→ DO THIS: Transcribe the material below exactly as it appears.

-- RECORDS TO USE start --

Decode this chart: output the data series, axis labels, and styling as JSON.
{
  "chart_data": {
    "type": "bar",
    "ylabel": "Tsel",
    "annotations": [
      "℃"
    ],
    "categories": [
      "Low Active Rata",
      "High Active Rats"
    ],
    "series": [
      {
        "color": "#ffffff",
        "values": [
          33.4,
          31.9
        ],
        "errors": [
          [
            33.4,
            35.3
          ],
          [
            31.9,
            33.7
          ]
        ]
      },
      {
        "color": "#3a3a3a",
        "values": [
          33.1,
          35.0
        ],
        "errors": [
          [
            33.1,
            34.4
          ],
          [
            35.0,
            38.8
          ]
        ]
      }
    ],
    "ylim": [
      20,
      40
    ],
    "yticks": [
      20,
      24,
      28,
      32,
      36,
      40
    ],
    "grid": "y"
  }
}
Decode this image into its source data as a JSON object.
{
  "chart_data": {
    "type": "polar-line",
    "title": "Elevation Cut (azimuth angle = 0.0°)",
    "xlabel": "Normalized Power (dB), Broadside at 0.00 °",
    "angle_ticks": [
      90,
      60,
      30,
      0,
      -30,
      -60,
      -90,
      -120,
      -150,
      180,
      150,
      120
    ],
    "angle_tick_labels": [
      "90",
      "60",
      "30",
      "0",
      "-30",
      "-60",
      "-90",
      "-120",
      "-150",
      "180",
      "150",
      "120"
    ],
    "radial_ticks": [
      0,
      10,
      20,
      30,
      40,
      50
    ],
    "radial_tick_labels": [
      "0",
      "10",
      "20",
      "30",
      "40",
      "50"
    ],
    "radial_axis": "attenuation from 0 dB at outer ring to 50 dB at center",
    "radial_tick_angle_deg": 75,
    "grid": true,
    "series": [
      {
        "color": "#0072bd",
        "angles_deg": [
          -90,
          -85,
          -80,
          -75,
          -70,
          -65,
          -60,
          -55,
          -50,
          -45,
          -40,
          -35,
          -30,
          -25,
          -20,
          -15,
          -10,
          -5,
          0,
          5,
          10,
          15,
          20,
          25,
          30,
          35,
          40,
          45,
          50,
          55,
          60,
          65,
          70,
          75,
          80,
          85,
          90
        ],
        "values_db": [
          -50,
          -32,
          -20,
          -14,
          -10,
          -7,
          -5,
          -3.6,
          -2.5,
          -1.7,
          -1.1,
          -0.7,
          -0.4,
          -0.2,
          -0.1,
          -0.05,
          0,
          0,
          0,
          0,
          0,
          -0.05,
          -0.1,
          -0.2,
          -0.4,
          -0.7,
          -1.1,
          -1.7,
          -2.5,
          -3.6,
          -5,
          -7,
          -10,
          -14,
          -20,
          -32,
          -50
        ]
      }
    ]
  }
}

-- RECORDS TO USE end --

→ THE RESPONSE:
Decode this chart: output the data series, axis labels, and styling as JSON.
{
  "chart_data": {
    "type": "bar",
    "ylabel": "Tsel",
    "annotations": [
      "℃"
    ],
    "categories": [
      "Low Active Rata",
      "High Active Rats"
    ],
    "series": [
      {
        "color": "#ffffff",
        "values": [
          33.4,
          31.9
        ],
        "errors": [
          [
            33.4,
            35.3
          ],
          [
            31.9,
            33.7
          ]
        ]
      },
      {
        "color": "#3a3a3a",
        "values": [
          33.1,
          35.0
        ],
        "errors": [
          [
            33.1,
            34.4
          ],
          [
            35.0,
            38.8
          ]
        ]
      }
    ],
    "ylim": [
      20,
      40
    ],
    "yticks": [
      20,
      24,
      28,
      32,
      36,
      40
    ],
    "grid": "y"
  }
}
Decode this image into its source data as a JSON object.
{
  "chart_data": {
    "type": "polar-line",
    "title": "Elevation Cut (azimuth angle = 0.0°)",
    "xlabel": "Normalized Power (dB), Broadside at 0.00 °",
    "angle_ticks": [
      90,
      60,
      30,
      0,
      -30,
      -60,
      -90,
      -120,
      -150,
      180,
      150,
      120
    ],
    "angle_tick_labels": [
      "90",
      "60",
      "30",
      "0",
      "-30",
      "-60",
      "-90",
      "-120",
      "-150",
      "180",
      "150",
      "120"
    ],
    "radial_ticks": [
      0,
      10,
      20,
      30,
      40,
      50
    ],
    "radial_tick_labels": [
      "0",
      "10",
      "20",
      "30",
      "40",
      "50"
    ],
    "radial_axis": "attenuation from 0 dB at outer ring to 50 dB at center",
    "radial_tick_angle_deg": 75,
    "grid": true,
    "series": [
      {
        "color": "#0072bd",
        "angles_deg": [
          -90,
          -85,
          -80,
          -75,
          -70,
          -65,
          -60,
          -55,
          -50,
          -45,
          -40,
          -35,
          -30,
          -25,
          -20,
          -15,
          -10,
          -5,
          0,
          5,
          10,
          15,
          20,
          25,
          30,
          35,
          40,
          45,
          50,
          55,
          60,
          65,
          70,
          75,
          80,
          85,
          90
        ],
        "values_db": [
          -50,
          -32,
          -20,
          -14,
          -10,
          -7,
          -5,
          -3.6,
          -2.5,
          -1.7,
          -1.1,
          -0.7,
          -0.4,
          -0.2,
          -0.1,
          -0.05,
          0,
          0,
          0,
          0,
          0,
          -0.05,
          -0.1,
          -0.2,
          -0.4,
          -0.7,
          -1.1,
          -1.7,
          -2.5,
          -3.6,
          -5,
          -7,
          -10,
          -14,
          -20,
          -32,
          -50
        ]
      }
    ]
  }
}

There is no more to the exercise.